* [PROBLEM]
Pick out all lines in the listing holding the string "icon" and copy them.

* [MATERIAL SUPPLIED]
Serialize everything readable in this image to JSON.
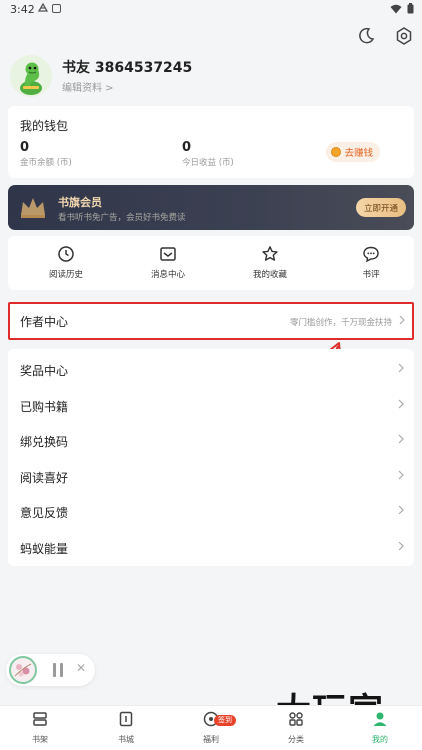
{
  "status_bar": {
    "time": "3:42"
  },
  "profile": {
    "username": "书友 3864537245",
    "edit_label": "编辑资料 >"
  },
  "wallet": {
    "title": "我的钱包",
    "coins_value": "0",
    "coins_label": "金币余额 (币)",
    "today_value": "0",
    "today_label": "今日收益 (币)",
    "earn_button": "去赚钱"
  },
  "vip": {
    "title": "书旗会员",
    "subtitle": "看书听书免广告，会员好书免费读",
    "button": "立即开通"
  },
  "quick_links": [
    {
      "label": "阅读历史",
      "icon": "clock-icon"
    },
    {
      "label": "消息中心",
      "icon": "message-icon"
    },
    {
      "label": "我的收藏",
      "icon": "star-icon"
    },
    {
      "label": "书评",
      "icon": "comment-icon"
    }
  ],
  "author_center": {
    "title": "作者中心",
    "description": "零门槛创作，千万现金扶持"
  },
  "menu_items": [
    "奖品中心",
    "已购书籍",
    "绑兑换码",
    "阅读喜好",
    "意见反馈",
    "蚂蚁能量"
  ],
  "tabs": [
    {
      "label": "书架",
      "icon": "bookshelf-icon"
    },
    {
      "label": "书城",
      "icon": "bookstore-icon"
    },
    {
      "label": "福利",
      "icon": "welfare-icon",
      "badge": "签到"
    },
    {
      "label": "分类",
      "icon": "category-icon"
    },
    {
      "label": "我的",
      "icon": "profile-icon",
      "active": true
    }
  ],
  "watermark": "大玩家",
  "colors": {
    "accent_green": "#2fb56d",
    "highlight_red": "#e02b2b",
    "earn_orange": "#e5651e",
    "vip_gold": "#f3d9b0"
  }
}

* [RESULT]
      "icon": "clock-icon"
      "icon": "message-icon"
      "icon": "star-icon"
      "icon": "comment-icon"
      "icon": "bookshelf-icon"
      "icon": "bookstore-icon"
      "icon": "welfare-icon",
      "icon": "category-icon"
      "icon": "profile-icon",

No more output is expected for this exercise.